* _PROBLEM STATEMENT_: Transcribe the stretch of the passage on rope tension near a black hole from "where primes denote" through "below the horizon.".

* _DOCUMENT EXTRACT_:

By writing the stress-energy tensor in this form, which is independent of t, we have assumed static equilibrium outside the event horizon. Inside the horizon, the r coordinate is the timelike one, the spacetime itself is not static, and we do not expect to find static solutions, for the reasons given in example 14.

Conservation of energy is automatically satisfied, since there is no time dependence. Conservation of radial momentum is expressed by

\[\nabla_{\kappa} T^{\kappa}_{r} = 0, \tag{8.1.14}\]

or

\[0 = \nabla_{r} T^{r}_{r} + \nabla_{t} T^{t}_{r} + \nabla_{\theta} T^{\theta}_{r} + \nabla_{\phi} T^{\phi}_{r} \ldotp \tag{8.1.15}\]

It would be tempting to throw away all but the first term, since T is diagonal, and therefore \(T^{t}_{r} = T^{\theta}_{r} = T^{\phi}_{r} = 0\). However, a covariant derivative can be nonzero even when the symbol being differentiated vanishes identically. Writing out these four terms, we have

\[\begin{split} 0 &= \partial_{r} T^{r}_{r} + \Gamma^{r}_{rr} T^{r}_{r} - \Gamma^{r}_{rr} T^{r}_{r} \\ &+ \Gamma^{t}_{tr} T^{r}_{r} - \Gamma^{t}_{tr} T^{t}_{t} \\ &+ \Gamma^{\theta}_{\theta r} T^{r}_{r} \\ &+ \Gamma^{\phi}_{\phi r} T^{r}_{r}, \end{split}\]

where each line corresponds to one covariant derivative. Evaluating this, we have

\[0 = T' + \frac{f'}{f} T - \frac{f'}{f} \mu, \tag{8.1.16}\]

where primes denote differentiation with respect to r. Note that since no terms of the form \(\partial_{r} T^{t}_{t}\) occur, this expression is valid regardless of whether we take µ to be constant or varying. Thus we are free to take \(\rho \propto r^{−2}\), so that \(\mu\) is constant, and this means that our result is equally applicable to a uniform cylindrical rope. This result is checked using computer software in example 6.

This is a differential equation that tells us how the tensile stress in the rope varies along its length. The coefficient \(\frac{f'}{f} = \frac{m}{r(r −2m)}\) blows up at the event horizon, which is as expected, since we do not expect to be able to lower the rope to or below the horizon.

Let’s check the Newtonian limit, where the gravitational field is g and the potential is \(\Phi\). In this limit, we have f ≈ 1 − \(\Phi\), \(\frac{f'}{f}\) ≈ g (with g > 0), and \(\mu\) >> T, resulting in

\[0 = T' - g \mu \ldotp \tag{8.1.17}\]

which is the expected Newtonian relation.

Returning to the full general-relativistic result, it can be shown that for a loaded rope with no mass of its own, we have a finite result for \(lim_{r \rightarrow \infty}\) T, even when the bucket is brought arbitrarily close to the horizon. (The solution in this case is just T = \(\frac{T_{\infty}}{f}\), where T_{∞} is the tension at r = ∞.) However, this is misleading without the caveat that for \(\mu\) < T, the speed of transverse waves in the rope is greater than c, which is not possible for any known form of matter — it would violate the null energy condition, discussed in the following section.

^{5 }Brown, “Tensile Strength and the Mining of Black Holes,” arxiv.org/abs/ 1207.3342

Example 6: The rope, using computer algebra

The result of example 5 can be checked with the following Maxima code:

## Energy Conditions

Physical theories are supposed to answer questions. For example:

- Does a small enough physical object always have a world-line that is approximately a geodesic?

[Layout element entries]
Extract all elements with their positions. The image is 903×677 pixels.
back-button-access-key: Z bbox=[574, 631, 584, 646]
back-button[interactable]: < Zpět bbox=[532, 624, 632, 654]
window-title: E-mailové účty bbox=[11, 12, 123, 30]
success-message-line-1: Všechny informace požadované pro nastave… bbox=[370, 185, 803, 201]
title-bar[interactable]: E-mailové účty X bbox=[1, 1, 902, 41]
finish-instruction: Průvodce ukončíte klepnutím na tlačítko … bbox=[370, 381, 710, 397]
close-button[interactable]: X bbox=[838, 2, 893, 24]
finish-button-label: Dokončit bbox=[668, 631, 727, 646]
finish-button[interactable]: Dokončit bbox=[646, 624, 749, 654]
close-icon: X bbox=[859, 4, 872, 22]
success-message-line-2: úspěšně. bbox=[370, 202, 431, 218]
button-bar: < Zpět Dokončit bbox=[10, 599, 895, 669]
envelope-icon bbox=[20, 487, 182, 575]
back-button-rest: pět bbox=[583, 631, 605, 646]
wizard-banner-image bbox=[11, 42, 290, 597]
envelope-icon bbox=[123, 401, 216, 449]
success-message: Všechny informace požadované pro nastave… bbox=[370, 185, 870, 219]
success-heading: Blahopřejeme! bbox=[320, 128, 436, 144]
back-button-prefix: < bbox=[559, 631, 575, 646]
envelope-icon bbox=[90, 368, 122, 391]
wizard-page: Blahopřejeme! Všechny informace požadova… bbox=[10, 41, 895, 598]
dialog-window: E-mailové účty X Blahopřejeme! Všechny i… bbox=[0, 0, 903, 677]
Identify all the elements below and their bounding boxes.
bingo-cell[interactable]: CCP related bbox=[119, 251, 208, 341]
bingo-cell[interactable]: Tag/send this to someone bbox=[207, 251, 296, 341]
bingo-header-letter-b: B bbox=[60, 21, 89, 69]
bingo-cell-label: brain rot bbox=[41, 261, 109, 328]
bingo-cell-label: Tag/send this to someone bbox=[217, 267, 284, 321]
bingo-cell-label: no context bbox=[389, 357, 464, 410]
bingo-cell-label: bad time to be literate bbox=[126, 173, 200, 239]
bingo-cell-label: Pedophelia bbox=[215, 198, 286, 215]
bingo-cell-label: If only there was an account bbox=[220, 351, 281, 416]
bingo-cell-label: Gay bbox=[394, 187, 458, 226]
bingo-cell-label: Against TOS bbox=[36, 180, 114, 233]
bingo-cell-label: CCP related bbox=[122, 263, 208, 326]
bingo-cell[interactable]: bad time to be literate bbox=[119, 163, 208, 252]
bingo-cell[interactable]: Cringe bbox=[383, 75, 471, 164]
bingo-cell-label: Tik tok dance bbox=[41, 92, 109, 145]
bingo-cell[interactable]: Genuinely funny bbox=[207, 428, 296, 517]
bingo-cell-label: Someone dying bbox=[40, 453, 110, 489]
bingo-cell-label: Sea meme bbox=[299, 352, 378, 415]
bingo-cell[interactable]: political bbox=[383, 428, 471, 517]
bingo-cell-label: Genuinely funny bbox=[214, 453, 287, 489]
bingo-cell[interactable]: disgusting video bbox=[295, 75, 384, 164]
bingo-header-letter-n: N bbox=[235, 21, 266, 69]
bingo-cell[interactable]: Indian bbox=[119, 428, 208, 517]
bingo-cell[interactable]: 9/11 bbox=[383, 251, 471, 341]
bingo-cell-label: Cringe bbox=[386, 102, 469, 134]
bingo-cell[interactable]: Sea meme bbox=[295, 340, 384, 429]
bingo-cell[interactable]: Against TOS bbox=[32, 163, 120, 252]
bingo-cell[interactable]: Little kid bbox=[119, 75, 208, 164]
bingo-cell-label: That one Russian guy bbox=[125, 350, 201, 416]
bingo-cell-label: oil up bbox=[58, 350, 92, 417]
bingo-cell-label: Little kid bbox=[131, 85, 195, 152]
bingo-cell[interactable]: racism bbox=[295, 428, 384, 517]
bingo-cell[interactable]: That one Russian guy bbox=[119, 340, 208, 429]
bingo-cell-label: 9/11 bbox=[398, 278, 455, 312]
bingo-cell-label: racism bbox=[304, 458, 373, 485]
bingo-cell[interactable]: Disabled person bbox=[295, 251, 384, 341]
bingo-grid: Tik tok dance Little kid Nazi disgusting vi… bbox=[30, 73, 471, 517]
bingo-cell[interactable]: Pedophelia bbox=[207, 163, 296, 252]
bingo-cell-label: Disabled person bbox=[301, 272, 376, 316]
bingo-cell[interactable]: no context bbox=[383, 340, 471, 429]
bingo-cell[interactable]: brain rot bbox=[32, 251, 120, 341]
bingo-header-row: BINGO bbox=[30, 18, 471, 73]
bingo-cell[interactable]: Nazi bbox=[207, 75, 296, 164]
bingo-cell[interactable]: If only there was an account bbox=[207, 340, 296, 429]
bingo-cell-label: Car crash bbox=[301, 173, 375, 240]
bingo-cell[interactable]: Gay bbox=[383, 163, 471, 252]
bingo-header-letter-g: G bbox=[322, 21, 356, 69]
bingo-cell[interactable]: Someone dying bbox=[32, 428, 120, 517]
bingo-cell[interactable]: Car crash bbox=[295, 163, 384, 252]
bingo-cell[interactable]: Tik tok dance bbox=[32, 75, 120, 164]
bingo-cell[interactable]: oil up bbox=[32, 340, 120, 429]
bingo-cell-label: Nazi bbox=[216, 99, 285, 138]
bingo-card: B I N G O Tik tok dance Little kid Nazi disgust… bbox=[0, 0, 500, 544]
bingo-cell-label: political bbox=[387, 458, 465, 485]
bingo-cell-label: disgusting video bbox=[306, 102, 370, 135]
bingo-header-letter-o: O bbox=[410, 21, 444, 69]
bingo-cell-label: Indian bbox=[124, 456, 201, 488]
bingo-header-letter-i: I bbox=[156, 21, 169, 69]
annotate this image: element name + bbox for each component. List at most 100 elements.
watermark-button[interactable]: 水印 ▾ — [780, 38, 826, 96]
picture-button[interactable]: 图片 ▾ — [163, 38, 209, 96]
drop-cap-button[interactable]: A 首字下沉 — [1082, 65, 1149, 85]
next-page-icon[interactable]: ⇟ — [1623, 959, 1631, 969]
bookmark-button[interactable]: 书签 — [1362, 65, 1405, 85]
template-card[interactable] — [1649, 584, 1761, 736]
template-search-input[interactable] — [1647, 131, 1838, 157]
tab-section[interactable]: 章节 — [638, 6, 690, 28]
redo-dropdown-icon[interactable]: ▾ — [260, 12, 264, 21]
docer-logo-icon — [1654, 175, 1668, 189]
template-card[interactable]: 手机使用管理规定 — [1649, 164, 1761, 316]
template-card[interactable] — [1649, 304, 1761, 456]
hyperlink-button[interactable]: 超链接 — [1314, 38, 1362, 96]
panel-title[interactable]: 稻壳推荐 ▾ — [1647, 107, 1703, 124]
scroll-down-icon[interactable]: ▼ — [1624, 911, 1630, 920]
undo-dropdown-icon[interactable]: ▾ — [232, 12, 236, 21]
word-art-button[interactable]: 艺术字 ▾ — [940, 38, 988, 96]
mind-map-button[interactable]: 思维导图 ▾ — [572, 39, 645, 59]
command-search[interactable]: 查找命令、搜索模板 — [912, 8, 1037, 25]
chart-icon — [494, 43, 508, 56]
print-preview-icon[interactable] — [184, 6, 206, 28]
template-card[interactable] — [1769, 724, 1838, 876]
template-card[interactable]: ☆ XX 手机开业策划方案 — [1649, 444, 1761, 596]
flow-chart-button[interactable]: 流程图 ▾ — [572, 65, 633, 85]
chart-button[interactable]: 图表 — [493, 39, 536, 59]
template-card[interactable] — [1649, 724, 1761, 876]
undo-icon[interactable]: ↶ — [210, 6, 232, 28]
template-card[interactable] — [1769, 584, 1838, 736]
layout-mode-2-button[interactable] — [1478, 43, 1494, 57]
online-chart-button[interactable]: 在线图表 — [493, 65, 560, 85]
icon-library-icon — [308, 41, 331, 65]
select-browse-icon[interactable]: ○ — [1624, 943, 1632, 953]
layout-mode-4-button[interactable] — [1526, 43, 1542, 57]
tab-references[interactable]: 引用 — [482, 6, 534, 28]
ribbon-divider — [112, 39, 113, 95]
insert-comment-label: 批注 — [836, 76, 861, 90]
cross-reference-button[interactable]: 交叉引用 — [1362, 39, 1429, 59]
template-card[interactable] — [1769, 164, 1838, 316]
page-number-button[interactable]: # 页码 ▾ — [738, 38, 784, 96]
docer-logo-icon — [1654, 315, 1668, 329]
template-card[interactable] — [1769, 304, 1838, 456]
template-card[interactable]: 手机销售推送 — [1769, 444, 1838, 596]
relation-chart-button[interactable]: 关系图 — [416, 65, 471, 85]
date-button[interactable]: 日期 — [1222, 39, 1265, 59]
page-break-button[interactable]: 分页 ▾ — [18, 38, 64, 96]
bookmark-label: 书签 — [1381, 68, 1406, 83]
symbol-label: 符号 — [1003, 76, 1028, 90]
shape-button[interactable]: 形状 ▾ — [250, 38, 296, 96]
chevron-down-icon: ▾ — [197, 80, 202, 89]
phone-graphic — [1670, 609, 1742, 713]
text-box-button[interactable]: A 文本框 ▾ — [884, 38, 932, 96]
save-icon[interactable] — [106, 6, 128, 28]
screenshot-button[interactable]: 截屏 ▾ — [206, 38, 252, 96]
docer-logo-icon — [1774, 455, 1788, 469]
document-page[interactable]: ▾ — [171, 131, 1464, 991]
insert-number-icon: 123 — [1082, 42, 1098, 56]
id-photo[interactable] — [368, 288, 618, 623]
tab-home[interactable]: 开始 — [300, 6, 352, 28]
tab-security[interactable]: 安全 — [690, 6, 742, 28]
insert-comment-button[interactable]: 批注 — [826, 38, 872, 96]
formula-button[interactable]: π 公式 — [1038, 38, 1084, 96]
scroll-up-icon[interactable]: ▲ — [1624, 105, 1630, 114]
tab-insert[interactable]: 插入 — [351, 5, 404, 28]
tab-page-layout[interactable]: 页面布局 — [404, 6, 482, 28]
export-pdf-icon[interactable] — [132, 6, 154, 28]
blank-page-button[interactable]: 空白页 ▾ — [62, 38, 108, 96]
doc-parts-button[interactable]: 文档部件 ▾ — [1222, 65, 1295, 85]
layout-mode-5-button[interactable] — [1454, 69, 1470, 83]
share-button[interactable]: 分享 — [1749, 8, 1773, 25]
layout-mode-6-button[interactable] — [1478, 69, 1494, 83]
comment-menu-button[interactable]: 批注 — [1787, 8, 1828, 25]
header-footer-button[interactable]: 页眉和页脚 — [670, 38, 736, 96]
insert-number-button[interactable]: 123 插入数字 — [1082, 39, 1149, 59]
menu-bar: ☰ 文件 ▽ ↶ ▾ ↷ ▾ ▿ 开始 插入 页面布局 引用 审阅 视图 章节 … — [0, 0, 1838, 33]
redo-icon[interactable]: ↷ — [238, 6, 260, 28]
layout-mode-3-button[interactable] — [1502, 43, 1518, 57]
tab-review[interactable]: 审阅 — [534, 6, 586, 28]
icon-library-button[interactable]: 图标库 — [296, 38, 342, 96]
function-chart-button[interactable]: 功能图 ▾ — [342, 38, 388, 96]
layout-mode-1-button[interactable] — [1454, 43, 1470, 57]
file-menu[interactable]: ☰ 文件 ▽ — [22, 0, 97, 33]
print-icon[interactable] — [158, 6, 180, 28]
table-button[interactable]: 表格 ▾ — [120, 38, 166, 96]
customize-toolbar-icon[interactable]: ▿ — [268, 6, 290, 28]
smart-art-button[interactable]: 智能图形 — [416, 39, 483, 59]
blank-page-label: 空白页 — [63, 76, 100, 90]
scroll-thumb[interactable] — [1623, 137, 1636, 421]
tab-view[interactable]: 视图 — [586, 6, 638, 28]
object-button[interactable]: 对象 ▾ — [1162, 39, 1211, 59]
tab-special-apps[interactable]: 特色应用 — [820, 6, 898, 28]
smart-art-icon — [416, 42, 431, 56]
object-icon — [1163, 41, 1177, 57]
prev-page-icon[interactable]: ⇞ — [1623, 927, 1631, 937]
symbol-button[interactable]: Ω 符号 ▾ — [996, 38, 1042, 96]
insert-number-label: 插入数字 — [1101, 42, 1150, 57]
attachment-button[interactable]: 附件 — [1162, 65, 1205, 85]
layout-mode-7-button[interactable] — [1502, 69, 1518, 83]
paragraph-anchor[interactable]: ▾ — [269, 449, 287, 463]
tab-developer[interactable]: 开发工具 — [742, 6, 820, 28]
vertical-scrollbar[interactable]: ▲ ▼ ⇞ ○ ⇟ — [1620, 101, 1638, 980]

* _OUTPUT_:
where primes denote differentiation with respect to r. Note that since no terms of the form \(\partial_{r} T^{t}_{t}\) occur, this expression is valid regardless of whether we take µ to be constant or varying. Thus we are free to take \(\rho \propto r^{−2}\), so that \(\mu\) is constant, and this means that our result is equally applicable to a uniform cylindrical rope. This result is checked using computer software in example 6.

This is a differential equation that tells us how the tensile stress in the rope varies along its length. The coefficient \(\frac{f'}{f} = \frac{m}{r(r −2m)}\) blows up at the event horizon, which is as expected, since we do not expect to be able to lower the rope to or below the horizon.